++++ Records for processing

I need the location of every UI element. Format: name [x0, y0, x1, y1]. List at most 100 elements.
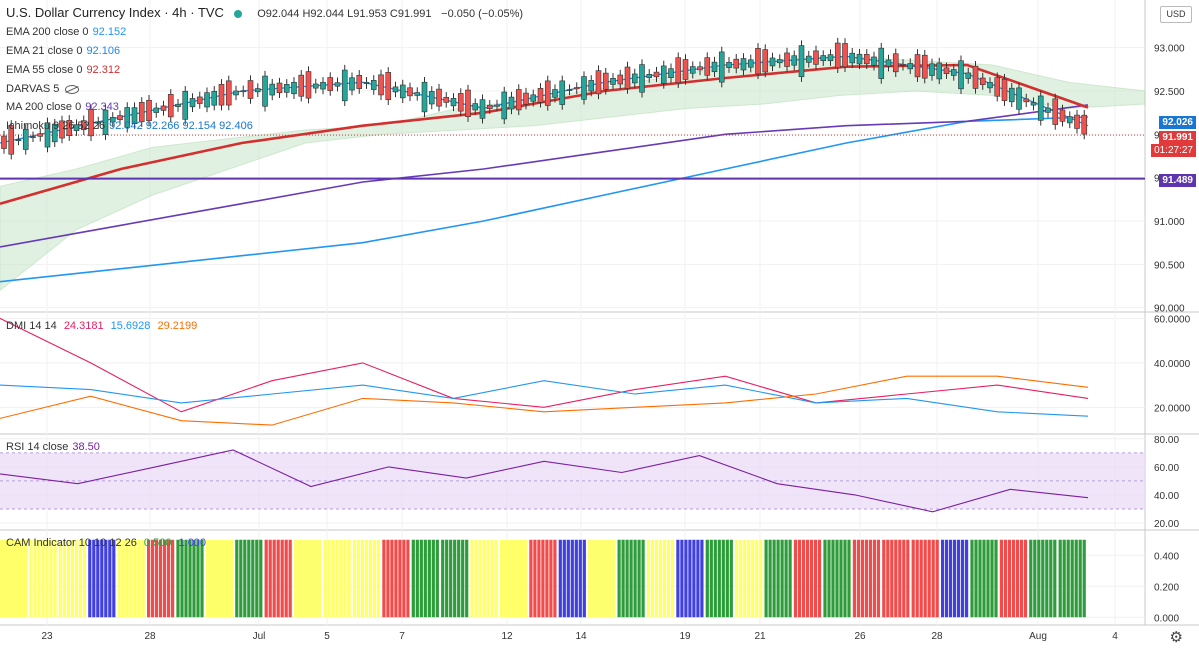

++++++++
++++ Records for processing

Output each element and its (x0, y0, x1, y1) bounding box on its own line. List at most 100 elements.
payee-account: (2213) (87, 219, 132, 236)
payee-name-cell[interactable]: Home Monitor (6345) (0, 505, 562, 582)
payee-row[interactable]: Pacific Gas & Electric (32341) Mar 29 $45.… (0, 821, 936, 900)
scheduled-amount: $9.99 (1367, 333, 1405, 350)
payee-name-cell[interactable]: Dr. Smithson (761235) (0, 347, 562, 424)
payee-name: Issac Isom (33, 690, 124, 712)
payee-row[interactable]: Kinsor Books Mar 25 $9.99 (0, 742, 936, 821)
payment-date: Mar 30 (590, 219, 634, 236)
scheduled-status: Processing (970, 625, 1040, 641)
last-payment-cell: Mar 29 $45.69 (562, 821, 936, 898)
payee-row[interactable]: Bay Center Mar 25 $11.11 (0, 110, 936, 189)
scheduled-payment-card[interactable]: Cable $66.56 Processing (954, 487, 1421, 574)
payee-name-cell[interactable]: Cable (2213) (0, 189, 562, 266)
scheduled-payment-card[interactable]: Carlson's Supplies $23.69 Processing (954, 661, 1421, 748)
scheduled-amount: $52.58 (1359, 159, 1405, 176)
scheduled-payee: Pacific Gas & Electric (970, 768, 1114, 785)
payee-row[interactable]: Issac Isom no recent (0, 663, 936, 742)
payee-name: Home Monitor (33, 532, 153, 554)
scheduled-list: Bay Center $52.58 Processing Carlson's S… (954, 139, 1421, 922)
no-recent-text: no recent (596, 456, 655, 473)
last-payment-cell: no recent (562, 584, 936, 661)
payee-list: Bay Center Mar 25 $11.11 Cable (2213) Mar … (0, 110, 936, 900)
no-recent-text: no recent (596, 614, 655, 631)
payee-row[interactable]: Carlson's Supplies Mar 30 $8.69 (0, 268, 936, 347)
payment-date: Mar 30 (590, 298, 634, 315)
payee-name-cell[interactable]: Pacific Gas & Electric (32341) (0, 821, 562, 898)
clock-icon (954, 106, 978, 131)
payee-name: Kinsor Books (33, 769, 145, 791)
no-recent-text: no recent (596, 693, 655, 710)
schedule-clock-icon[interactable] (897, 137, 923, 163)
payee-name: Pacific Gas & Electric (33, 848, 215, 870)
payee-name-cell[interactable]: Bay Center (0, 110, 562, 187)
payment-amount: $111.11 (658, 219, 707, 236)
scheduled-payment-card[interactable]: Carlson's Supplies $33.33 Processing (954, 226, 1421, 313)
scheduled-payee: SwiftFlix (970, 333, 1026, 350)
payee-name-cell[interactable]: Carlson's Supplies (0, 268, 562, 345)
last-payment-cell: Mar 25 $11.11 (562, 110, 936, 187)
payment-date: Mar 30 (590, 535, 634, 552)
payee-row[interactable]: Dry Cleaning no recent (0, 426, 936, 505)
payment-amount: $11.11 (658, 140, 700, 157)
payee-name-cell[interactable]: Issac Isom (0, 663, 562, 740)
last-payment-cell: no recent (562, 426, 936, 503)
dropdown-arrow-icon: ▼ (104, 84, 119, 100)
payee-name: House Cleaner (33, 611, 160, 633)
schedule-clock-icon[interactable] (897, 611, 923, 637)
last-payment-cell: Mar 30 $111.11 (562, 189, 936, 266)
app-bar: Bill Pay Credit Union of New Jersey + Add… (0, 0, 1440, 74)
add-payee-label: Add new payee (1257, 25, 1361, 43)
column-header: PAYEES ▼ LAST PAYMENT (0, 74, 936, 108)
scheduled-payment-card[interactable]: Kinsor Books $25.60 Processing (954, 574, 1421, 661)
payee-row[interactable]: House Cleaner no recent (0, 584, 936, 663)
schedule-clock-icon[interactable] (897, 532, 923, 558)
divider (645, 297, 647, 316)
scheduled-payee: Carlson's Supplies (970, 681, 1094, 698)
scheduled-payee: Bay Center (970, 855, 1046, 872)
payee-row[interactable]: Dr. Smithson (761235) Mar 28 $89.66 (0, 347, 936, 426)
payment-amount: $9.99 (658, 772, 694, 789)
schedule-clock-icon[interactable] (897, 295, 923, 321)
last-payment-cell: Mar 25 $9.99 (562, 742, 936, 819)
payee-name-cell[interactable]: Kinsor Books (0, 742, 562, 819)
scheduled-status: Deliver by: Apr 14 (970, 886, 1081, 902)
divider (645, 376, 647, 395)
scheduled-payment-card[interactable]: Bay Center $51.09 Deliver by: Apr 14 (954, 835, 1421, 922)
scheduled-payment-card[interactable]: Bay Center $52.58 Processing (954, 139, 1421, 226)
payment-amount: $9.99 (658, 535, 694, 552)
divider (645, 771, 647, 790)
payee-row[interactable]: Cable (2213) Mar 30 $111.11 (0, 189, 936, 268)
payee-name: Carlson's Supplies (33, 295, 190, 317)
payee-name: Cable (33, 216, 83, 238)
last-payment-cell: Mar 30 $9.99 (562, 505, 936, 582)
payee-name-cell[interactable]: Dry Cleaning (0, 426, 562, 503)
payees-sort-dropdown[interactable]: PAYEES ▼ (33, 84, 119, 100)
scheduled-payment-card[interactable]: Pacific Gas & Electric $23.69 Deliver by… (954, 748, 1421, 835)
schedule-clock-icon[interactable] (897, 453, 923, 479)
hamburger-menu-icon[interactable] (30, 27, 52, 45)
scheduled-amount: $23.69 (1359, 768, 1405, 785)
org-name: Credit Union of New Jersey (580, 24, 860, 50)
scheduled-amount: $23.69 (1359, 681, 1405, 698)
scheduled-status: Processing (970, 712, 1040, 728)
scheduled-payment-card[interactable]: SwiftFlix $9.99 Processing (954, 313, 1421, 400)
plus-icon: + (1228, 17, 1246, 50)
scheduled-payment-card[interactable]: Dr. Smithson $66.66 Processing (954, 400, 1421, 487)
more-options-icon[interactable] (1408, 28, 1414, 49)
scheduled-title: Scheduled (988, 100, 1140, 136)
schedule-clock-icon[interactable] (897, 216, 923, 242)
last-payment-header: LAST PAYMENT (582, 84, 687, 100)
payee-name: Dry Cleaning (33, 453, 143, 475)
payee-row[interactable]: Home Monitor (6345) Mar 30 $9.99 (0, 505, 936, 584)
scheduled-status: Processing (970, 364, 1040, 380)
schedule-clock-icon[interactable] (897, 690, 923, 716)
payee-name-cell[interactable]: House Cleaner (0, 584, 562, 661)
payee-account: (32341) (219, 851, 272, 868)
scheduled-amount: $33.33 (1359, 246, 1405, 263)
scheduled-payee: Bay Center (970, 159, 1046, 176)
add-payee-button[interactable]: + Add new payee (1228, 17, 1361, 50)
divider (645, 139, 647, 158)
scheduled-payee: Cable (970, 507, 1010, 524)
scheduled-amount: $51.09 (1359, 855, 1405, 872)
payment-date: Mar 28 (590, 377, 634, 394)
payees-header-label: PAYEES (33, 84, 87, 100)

++++++++

### What you will do:
Which lines in the material above contain the string "Jersey"? Pull out each of them and copy it in full.

### Completed exercise:
app-bar: Bill Pay Credit Union of New Jersey + Add… (0, 0, 1440, 74)
org-name: Credit Union of New Jersey (580, 24, 860, 50)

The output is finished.